Listed records:
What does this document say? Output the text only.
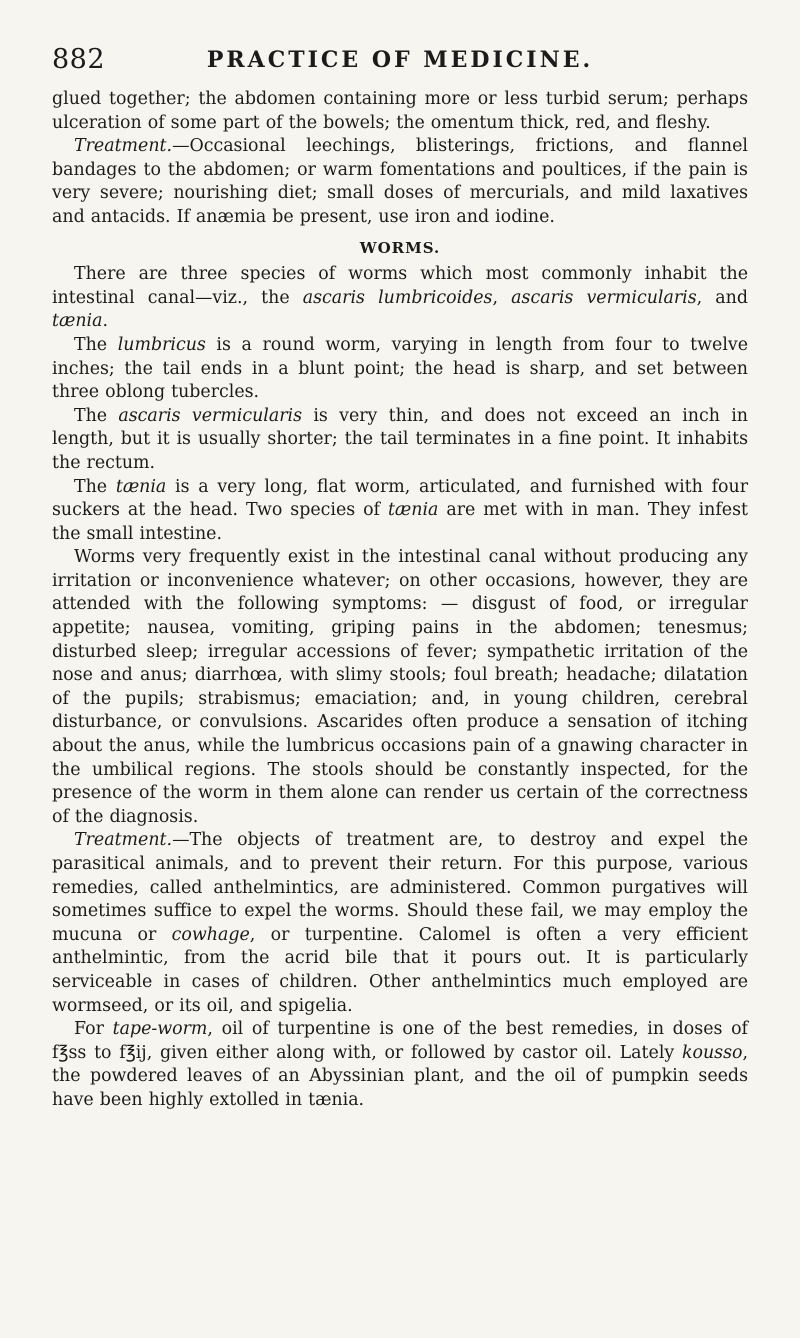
882	PRACTICE OF MEDICINE.

glued together; the abdomen containing more or less turbid serum; perhaps ulceration of some part of the bowels; the omentum thick, red, and fleshy.

Treatment.—Occasional leechings, blisterings, frictions, and flannel bandages to the abdomen; or warm fomentations and poultices, if the pain is very severe; nourishing diet; small doses of mercurials, and mild laxatives and antacids. If anæmia be present, use iron and iodine.

WORMS.

There are three species of worms which most commonly inhabit the intestinal canal—viz., the ascaris lumbricoides, ascaris vermicularis, and tænia.

The lumbricus is a round worm, varying in length from four to twelve inches; the tail ends in a blunt point; the head is sharp, and set between three oblong tubercles.

The ascaris vermicularis is very thin, and does not exceed an inch in length, but it is usually shorter; the tail terminates in a fine point. It inhabits the rectum.

The tænia is a very long, flat worm, articulated, and furnished with four suckers at the head. Two species of tænia are met with in man. They infest the small intestine.

Worms very frequently exist in the intestinal canal without producing any irritation or inconvenience whatever; on other occasions, however, they are attended with the following symptoms: — disgust of food, or irregular appetite; nausea, vomiting, griping pains in the abdomen; tenesmus; disturbed sleep; irregular accessions of fever; sympathetic irritation of the nose and anus; diarrhœa, with slimy stools; foul breath; headache; dilatation of the pupils; strabismus; emaciation; and, in young children, cerebral disturbance, or convulsions. Ascarides often produce a sensation of itching about the anus, while the lumbricus occasions pain of a gnawing character in the umbilical regions. The stools should be constantly inspected, for the presence of the worm in them alone can render us certain of the correctness of the diagnosis.

Treatment.—The objects of treatment are, to destroy and expel the parasitical animals, and to prevent their return. For this purpose, various remedies, called anthelmintics, are administered. Common purgatives will sometimes suffice to expel the worms. Should these fail, we may employ the mucuna or cowhage, or turpentine. Calomel is often a very efficient anthelmintic, from the acrid bile that it pours out. It is particularly serviceable in cases of children. Other anthelmintics much employed are wormseed, or its oil, and spigelia.

For tape-worm, oil of turpentine is one of the best remedies, in doses of f℥ss to f℥ij, given either along with, or followed by castor oil. Lately kousso, the powdered leaves of an Abyssinian plant, and the oil of pumpkin seeds have been highly extolled in tænia.
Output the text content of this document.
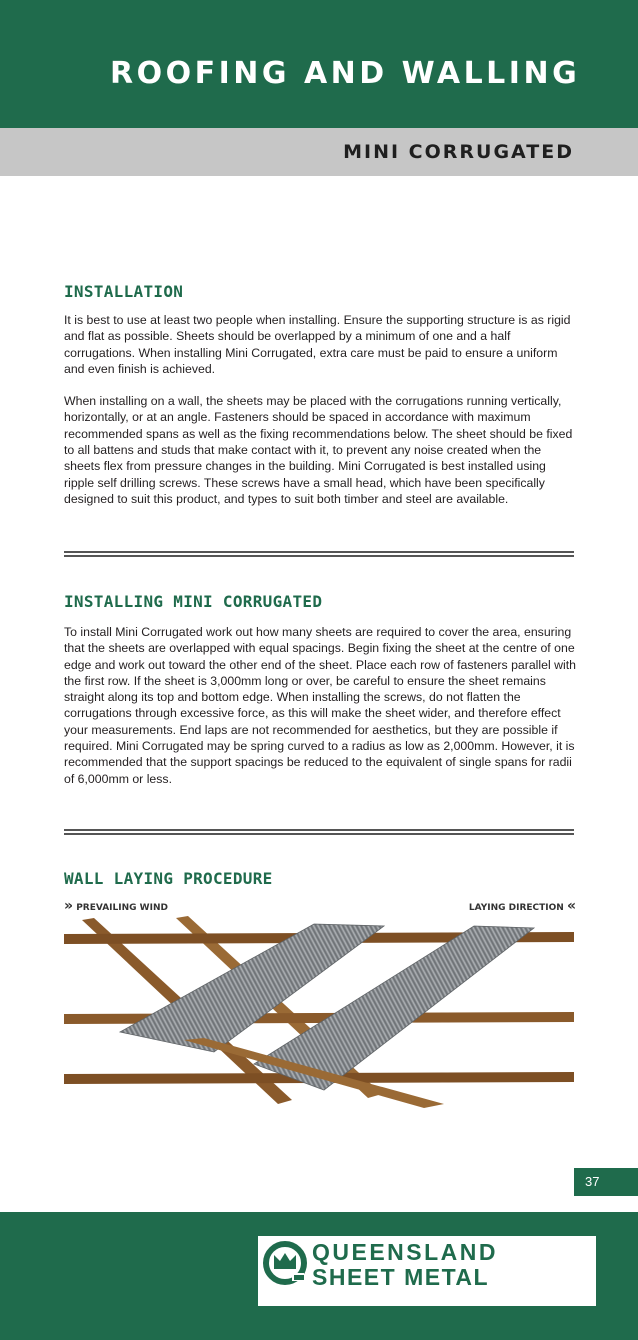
ROOFING AND WALLING
MINI CORRUGATED
INSTALLATION

It is best to use at least two people when installing. Ensure the supporting structure is as rigid and flat as possible. Sheets should be overlapped by a minimum of one and a half corrugations. When installing Mini Corrugated, extra care must be paid to ensure a uniform and even finish is achieved.

When installing on a wall, the sheets may be placed with the corrugations running vertically, horizontally, or at an angle. Fasteners should be spaced in accordance with maximum recommended spans as well as the fixing recommendations below. The sheet should be fixed to all battens and studs that make contact with it, to prevent any noise created when the sheets flex from pressure changes in the building. Mini Corrugated is best installed using ripple self drilling screws. These screws have a small head, which have been specifically designed to suit this product, and types to suit both timber and steel are available.

INSTALLING MINI CORRUGATED

To install Mini Corrugated work out how many sheets are required to cover the area, ensuring that the sheets are overlapped with equal spacings. Begin fixing the sheet at the centre of one edge and work out toward the other end of the sheet. Place each row of fasteners parallel with the first row. If the sheet is 3,000mm long or over, be careful to ensure the sheet remains straight along its top and bottom edge. When installing the screws, do not flatten the corrugations through excessive force, as this will make the sheet wider, and therefore effect your measurements. End laps are not recommended for aesthetics, but they are possible if required. Mini Corrugated may be spring curved to a radius as low as 2,000mm. However, it is recommended that the support spacings be reduced to the equivalent of single spans for radii of 6,000mm or less.

WALL LAYING PROCEDURE
» PREVAILING WIND	LAYING DIRECTION «
37
QUEENSLAND
SHEET METAL
& ROOFING SUPPLIES PTY LTD
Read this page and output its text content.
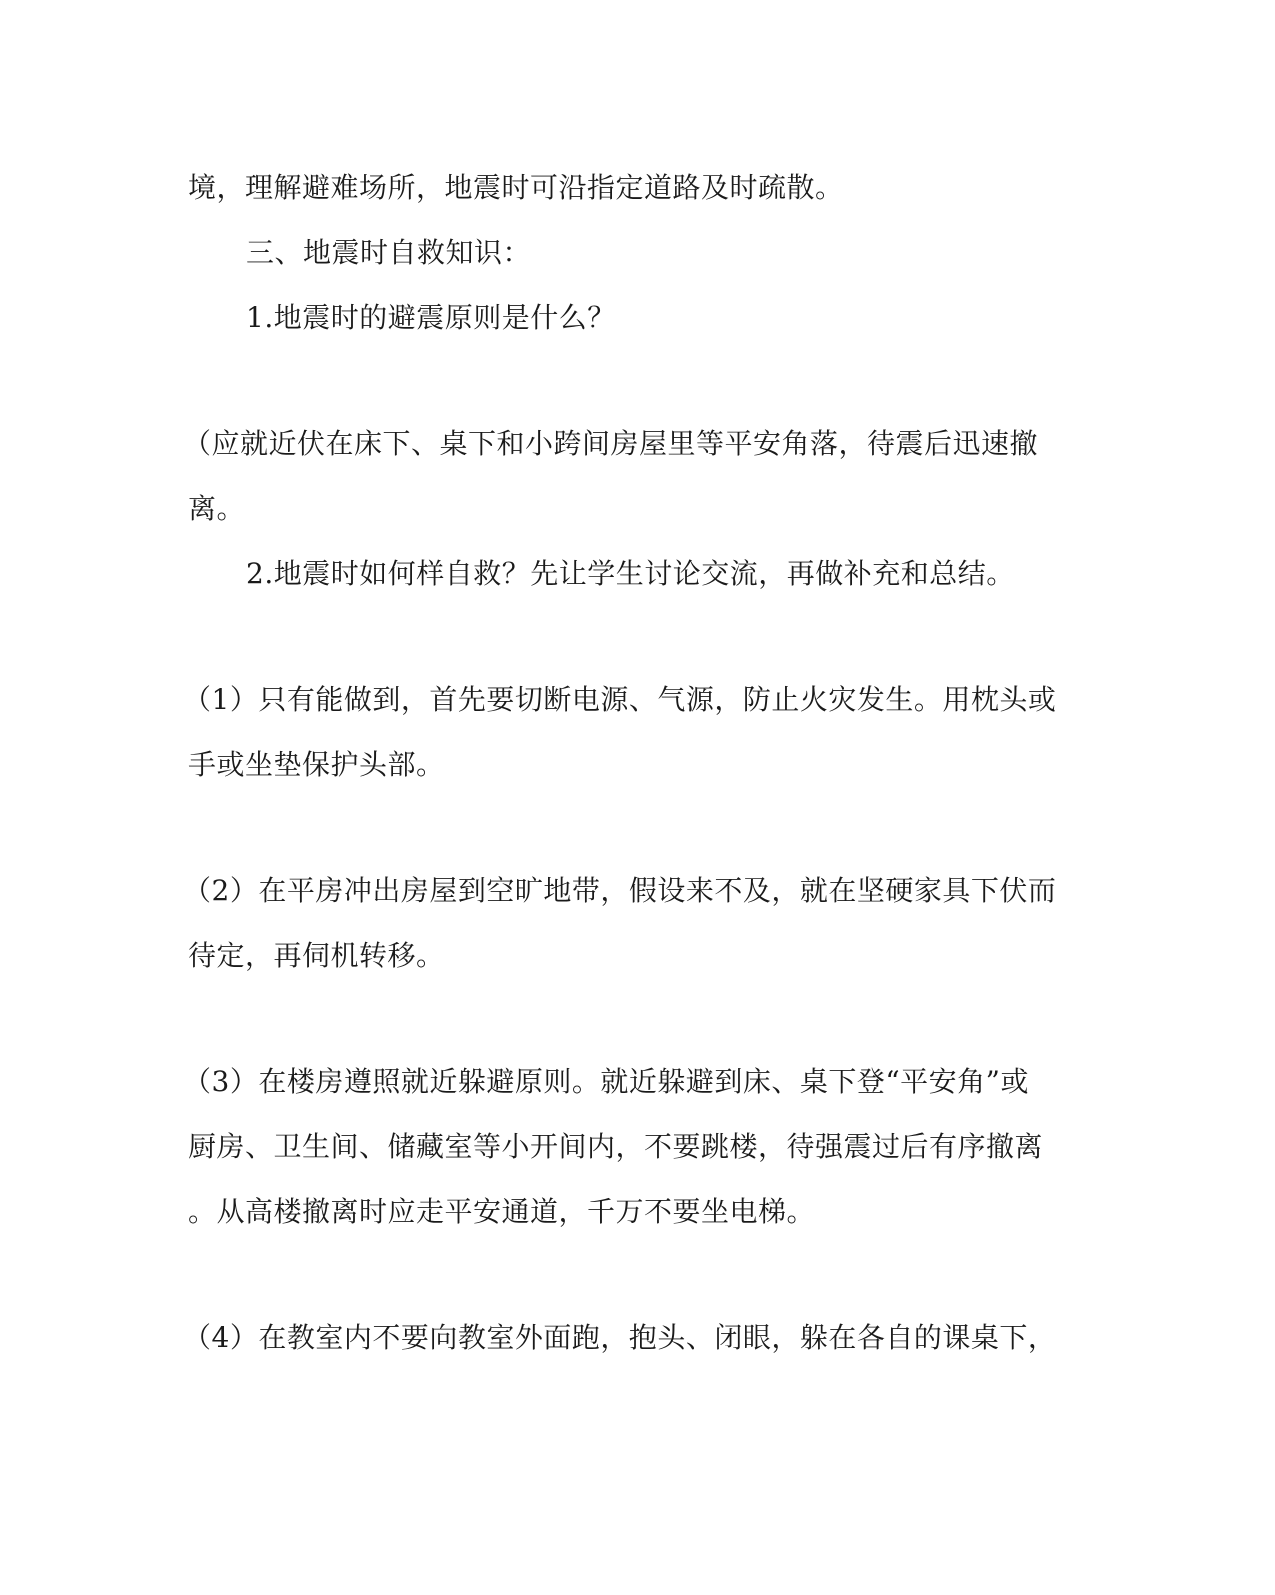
境，理解避难场所，地震时可沿指定道路及时疏散。
三、地震时自救知识：
1.地震时的避震原则是什么？
（应就近伏在床下、桌下和小跨间房屋里等平安角落，待震后迅速撤
离。
2.地震时如何样自救？先让学生讨论交流，再做补充和总结。
（1）只有能做到，首先要切断电源、气源，防止火灾发生。用枕头或
手或坐垫保护头部。
（2）在平房冲出房屋到空旷地带，假设来不及，就在坚硬家具下伏而
待定，再伺机转移。
（3）在楼房遵照就近躲避原则。就近躲避到床、桌下登“平安角”或
厨房、卫生间、储藏室等小开间内，不要跳楼，待强震过后有序撤离
。从高楼撤离时应走平安通道，千万不要坐电梯。
（4）在教室内不要向教室外面跑，抱头、闭眼，躲在各自的课桌下，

Task details:
Copy out each line of the listing that holds "ROOFING".

Response:
ROOFING AND WALLING
& ROOFING SUPPLIES PTY LTD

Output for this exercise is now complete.